| TASK INPUTS |
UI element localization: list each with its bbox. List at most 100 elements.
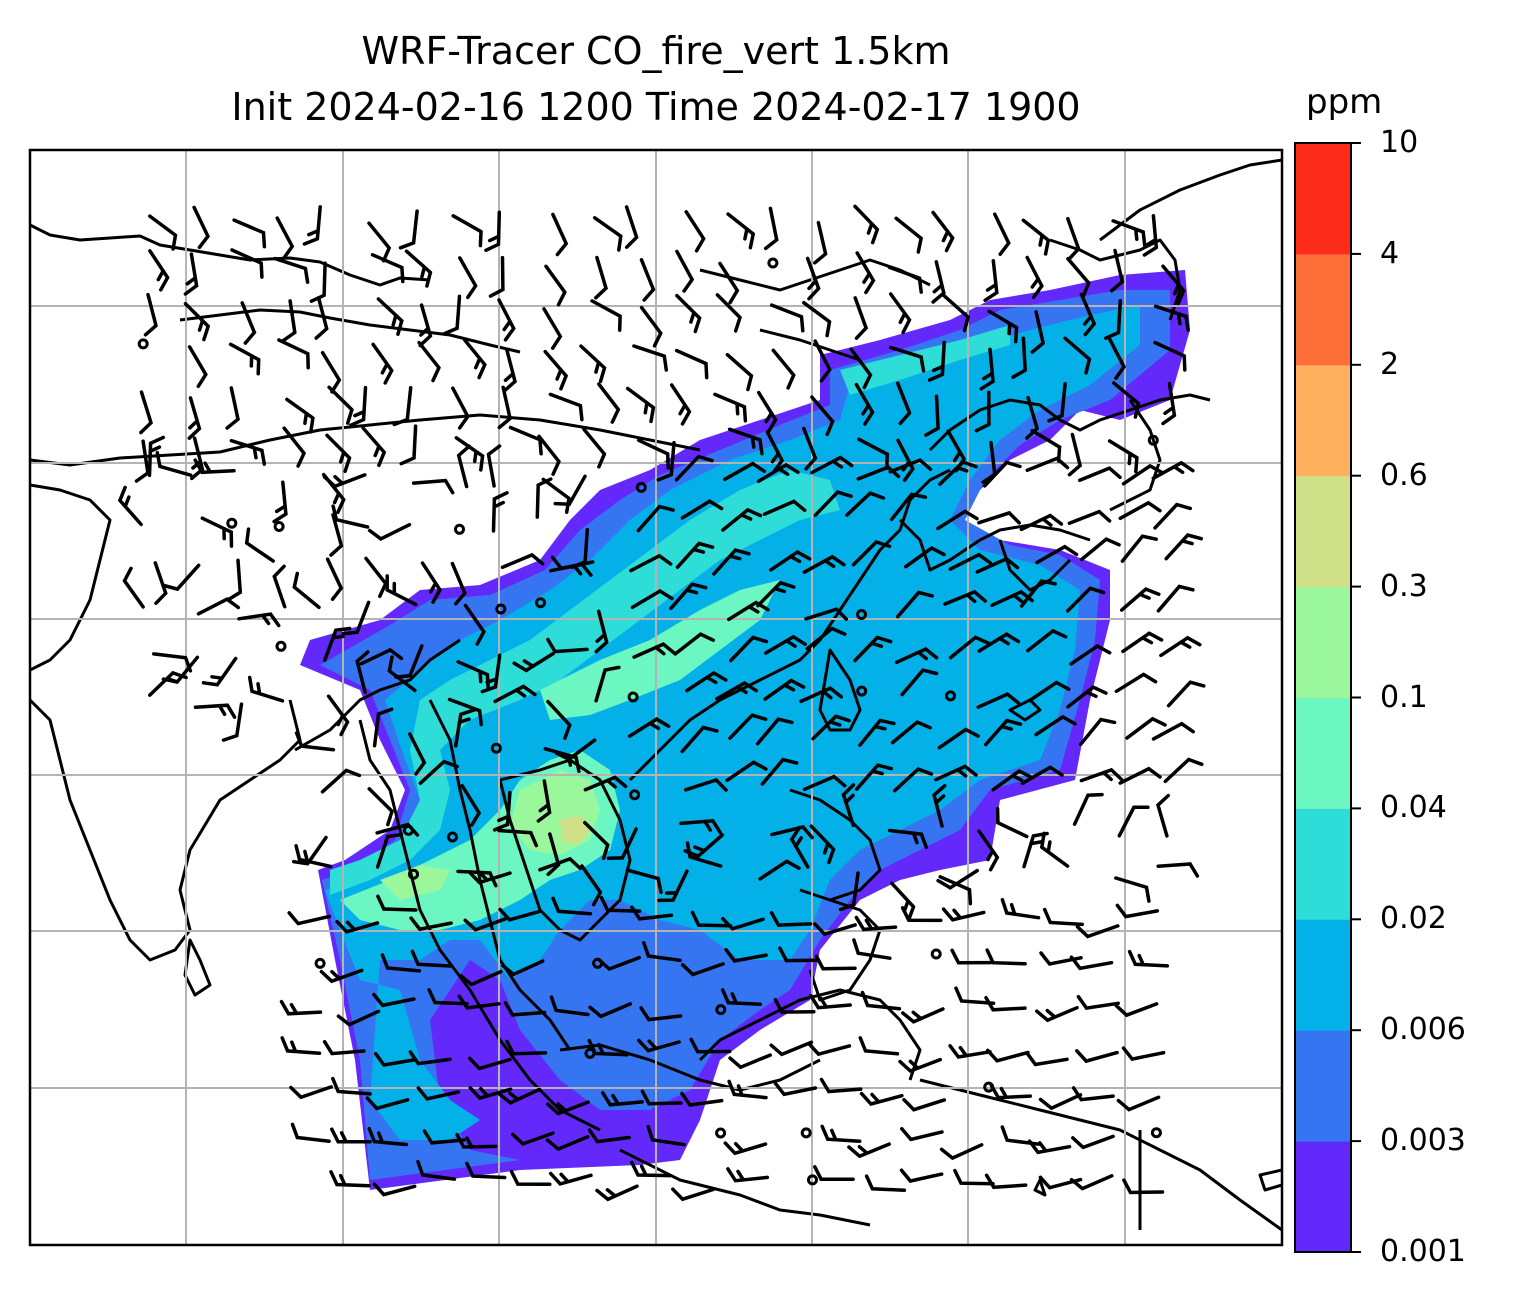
wind-barb [636, 438, 670, 470]
wind-barb [1161, 381, 1177, 426]
wind-barb [1118, 766, 1162, 785]
wind-barb [1079, 767, 1124, 783]
wind-barb [632, 642, 676, 659]
wind-barb [497, 298, 516, 342]
colorbar-tick-label: 0.3 [1380, 568, 1428, 604]
wind-barb [1153, 304, 1190, 332]
wind-barb [502, 348, 517, 393]
wind-barb [510, 1131, 555, 1146]
wind-barb [582, 427, 607, 469]
wind-barb [455, 1132, 498, 1149]
calm-wind-marker [403, 824, 414, 836]
wind-barb [1121, 631, 1164, 654]
wind-barb [1019, 579, 1057, 608]
wind-barb [597, 382, 621, 424]
wind-barb [941, 907, 986, 922]
wind-barb [187, 396, 202, 440]
wind-barb [416, 1086, 461, 1101]
wind-barb [488, 255, 505, 298]
wind-barb [675, 249, 695, 293]
wind-barb [451, 386, 470, 430]
wind-barb [183, 301, 211, 342]
wind-barb [408, 1050, 452, 1066]
wind-barb [684, 210, 706, 253]
wind-barb [1078, 466, 1122, 483]
wind-barb [679, 818, 723, 835]
wind-barb [887, 828, 929, 849]
wind-barb [805, 626, 847, 651]
wind-barb [895, 381, 912, 426]
wind-barb [1121, 1046, 1166, 1062]
wind-barb [1072, 792, 1104, 826]
wind-barb [723, 1141, 768, 1156]
wind-barb [1039, 831, 1070, 868]
wind-barb [548, 1171, 593, 1186]
wind-barb [583, 820, 610, 861]
wind-barb [463, 917, 508, 932]
calm-wind-marker [314, 957, 326, 969]
wind-barb [854, 915, 898, 932]
wind-barb [1121, 463, 1165, 486]
wind-barb [1030, 428, 1062, 463]
wind-barb [1066, 216, 1081, 261]
wind-barb [721, 916, 765, 931]
wind-barb [192, 205, 210, 250]
colorbar-bin-9 [1295, 143, 1351, 255]
wind-barb [323, 626, 352, 662]
wind-barb [858, 1036, 900, 1056]
wind-barb [200, 516, 234, 548]
wind-barb [859, 1091, 904, 1106]
wind-barb [763, 678, 806, 701]
wind-barb [625, 868, 663, 894]
colorbar-tick-label: 0.1 [1380, 679, 1428, 715]
wind-barb [841, 783, 856, 828]
wind-barb [287, 911, 332, 926]
wind-barb [462, 338, 487, 380]
wind-barb [367, 221, 392, 263]
wind-barb [153, 561, 168, 605]
wind-barb [855, 251, 876, 295]
wind-barb [503, 1001, 547, 1017]
wind-barb [811, 714, 851, 741]
wind-barb [225, 386, 240, 430]
wind-barb [1026, 628, 1068, 653]
wind-barb [629, 553, 673, 573]
wind-barb [277, 338, 310, 370]
wind-barb [1156, 584, 1195, 613]
wind-barb [416, 1159, 457, 1181]
wind-barb [1066, 685, 1108, 709]
wind-barb [723, 461, 767, 482]
wind-barb [853, 204, 880, 245]
wind-barb [669, 582, 708, 611]
wind-barb [1163, 757, 1204, 784]
wind-barb [349, 385, 368, 427]
wind-barb [418, 759, 459, 785]
wind-barb [820, 1124, 862, 1144]
wind-barb [680, 499, 724, 520]
wind-barb [380, 953, 422, 973]
wind-barb [860, 990, 902, 1011]
wind-barb [201, 656, 238, 687]
calm-wind-marker [1147, 434, 1159, 446]
wind-barb [983, 259, 999, 303]
wind-barb [983, 718, 1023, 747]
wind-barb [418, 303, 433, 348]
wind-barb [764, 634, 807, 655]
wind-barb [535, 477, 553, 519]
wind-barb [982, 460, 1022, 488]
calm-wind-marker [856, 685, 868, 697]
wind-barb [1114, 672, 1158, 694]
colorbar-bin-8 [1295, 253, 1351, 366]
wind-barb [183, 252, 199, 296]
wind-barb [463, 603, 486, 646]
wind-barb [894, 216, 924, 254]
wind-barb [639, 258, 656, 302]
wind-barb [367, 787, 394, 827]
colorbar-tick-label: 10 [1380, 125, 1419, 160]
wind-barb [580, 864, 603, 907]
wind-barb [1011, 336, 1028, 379]
wind-barb [272, 480, 288, 524]
wind-barb [292, 571, 321, 610]
wind-barb [1117, 805, 1150, 838]
wind-barb [802, 300, 832, 338]
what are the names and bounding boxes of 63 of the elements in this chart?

| THE REQUEST |
Convert every line of the listing above into a Markdown table with a numbered Row column and an Entry column holding the line, skipping any blank lines. Leave the pictures out.

| FULL SOLUTION |
| Row | Entry |
|---|---|
| 1 | UI element localization: list each with its bbox. List at most 100 elements. |
| 2 | wind-barb [636, 438, 670, 470] |
| 3 | wind-barb [1161, 381, 1177, 426] |
| 4 | wind-barb [1118, 766, 1162, 785] |
| 5 | wind-barb [1079, 767, 1124, 783] |
| 6 | wind-barb [632, 642, 676, 659] |
| 7 | wind-barb [497, 298, 516, 342] |
| 8 | colorbar-tick-label: 0.3 [1380, 568, 1428, 604] |
| 9 | wind-barb [1153, 304, 1190, 332] |
| 10 | wind-barb [502, 348, 517, 393] |
| 11 | wind-barb [510, 1131, 555, 1146] |
| 12 | wind-barb [582, 427, 607, 469] |
| 13 | wind-barb [455, 1132, 498, 1149] |
| 14 | calm-wind-marker [403, 824, 414, 836] |
| 15 | wind-barb [1121, 631, 1164, 654] |
| 16 | wind-barb [1019, 579, 1057, 608] |
| 17 | wind-barb [597, 382, 621, 424] |
| 18 | wind-barb [941, 907, 986, 922] |
| 19 | wind-barb [187, 396, 202, 440] |
| 20 | wind-barb [416, 1086, 461, 1101] |
| 21 | wind-barb [488, 255, 505, 298] |
| 22 | wind-barb [675, 249, 695, 293] |
| 23 | wind-barb [451, 386, 470, 430] |
| 24 | wind-barb [183, 301, 211, 342] |
| 25 | wind-barb [408, 1050, 452, 1066] |
| 26 | wind-barb [684, 210, 706, 253] |
| 27 | wind-barb [1078, 466, 1122, 483] |
| 28 | wind-barb [679, 818, 723, 835] |
| 29 | wind-barb [887, 828, 929, 849] |
| 30 | wind-barb [805, 626, 847, 651] |
| 31 | wind-barb [895, 381, 912, 426] |
| 32 | wind-barb [1121, 1046, 1166, 1062] |
| 33 | wind-barb [1072, 792, 1104, 826] |
| 34 | wind-barb [723, 1141, 768, 1156] |
| 35 | wind-barb [1039, 831, 1070, 868] |
| 36 | wind-barb [548, 1171, 593, 1186] |
| 37 | wind-barb [583, 820, 610, 861] |
| 38 | wind-barb [463, 917, 508, 932] |
| 39 | calm-wind-marker [314, 957, 326, 969] |
| 40 | wind-barb [854, 915, 898, 932] |
| 41 | wind-barb [1121, 463, 1165, 486] |
| 42 | wind-barb [1030, 428, 1062, 463] |
| 43 | wind-barb [1066, 216, 1081, 261] |
| 44 | wind-barb [721, 916, 765, 931] |
| 45 | wind-barb [192, 205, 210, 250] |
| 46 | colorbar-bin-9 [1295, 143, 1351, 255] |
| 47 | wind-barb [323, 626, 352, 662] |
| 48 | wind-barb [858, 1036, 900, 1056] |
| 49 | wind-barb [200, 516, 234, 548] |
| 50 | wind-barb [859, 1091, 904, 1106] |
| 51 | wind-barb [763, 678, 806, 701] |
| 52 | wind-barb [625, 868, 663, 894] |
| 53 | colorbar-tick-label: 0.1 [1380, 679, 1428, 715] |
| 54 | wind-barb [841, 783, 856, 828] |
| 55 | wind-barb [287, 911, 332, 926] |
| 56 | wind-barb [462, 338, 487, 380] |
| 57 | wind-barb [367, 221, 392, 263] |
| 58 | wind-barb [153, 561, 168, 605] |
| 59 | wind-barb [855, 251, 876, 295] |
| 60 | wind-barb [503, 1001, 547, 1017] |
| 61 | wind-barb [811, 714, 851, 741] |
| 62 | wind-barb [225, 386, 240, 430] |
| 63 | wind-barb [1026, 628, 1068, 653] |
| 64 | wind-barb [629, 553, 673, 573] |
| 65 | wind-barb [277, 338, 310, 370] |
| 66 | wind-barb [1156, 584, 1195, 613] |
| 67 | wind-barb [416, 1159, 457, 1181] |
| 68 | wind-barb [1066, 685, 1108, 709] |
| 69 | wind-barb [723, 461, 767, 482] |
| 70 | wind-barb [853, 204, 880, 245] |
| 71 | wind-barb [669, 582, 708, 611] |
| 72 | wind-barb [1163, 757, 1204, 784] |
| 73 | wind-barb [349, 385, 368, 427] |
| 74 | wind-barb [418, 759, 459, 785] |
| 75 | wind-barb [820, 1124, 862, 1144] |
| 76 | wind-barb [680, 499, 724, 520] |
| 77 | wind-barb [380, 953, 422, 973] |
| 78 | wind-barb [860, 990, 902, 1011] |
| 79 | wind-barb [201, 656, 238, 687] |
| 80 | calm-wind-marker [1147, 434, 1159, 446] |
| 81 | wind-barb [983, 259, 999, 303] |
| 82 | wind-barb [983, 718, 1023, 747] |
| 83 | wind-barb [418, 303, 433, 348] |
| 84 | wind-barb [764, 634, 807, 655] |
| 85 | wind-barb [535, 477, 553, 519] |
| 86 | wind-barb [982, 460, 1022, 488] |
| 87 | calm-wind-marker [856, 685, 868, 697] |
| 88 | wind-barb [1114, 672, 1158, 694] |
| 89 | colorbar-bin-8 [1295, 253, 1351, 366] |
| 90 | wind-barb [183, 252, 199, 296] |
| 91 | wind-barb [463, 603, 486, 646] |
| 92 | wind-barb [894, 216, 924, 254] |
| 93 | wind-barb [639, 258, 656, 302] |
| 94 | wind-barb [367, 787, 394, 827] |
| 95 | colorbar-tick-label: 10 [1380, 125, 1419, 160] |
| 96 | wind-barb [580, 864, 603, 907] |
| 97 | wind-barb [1011, 336, 1028, 379] |
| 98 | wind-barb [272, 480, 288, 524] |
| 99 | wind-barb [292, 571, 321, 610] |
| 100 | wind-barb [1117, 805, 1150, 838] |
| 101 | wind-barb [802, 300, 832, 338] |
| 102 | what are the names and bounding boxes of 63 of the elements in this chart? |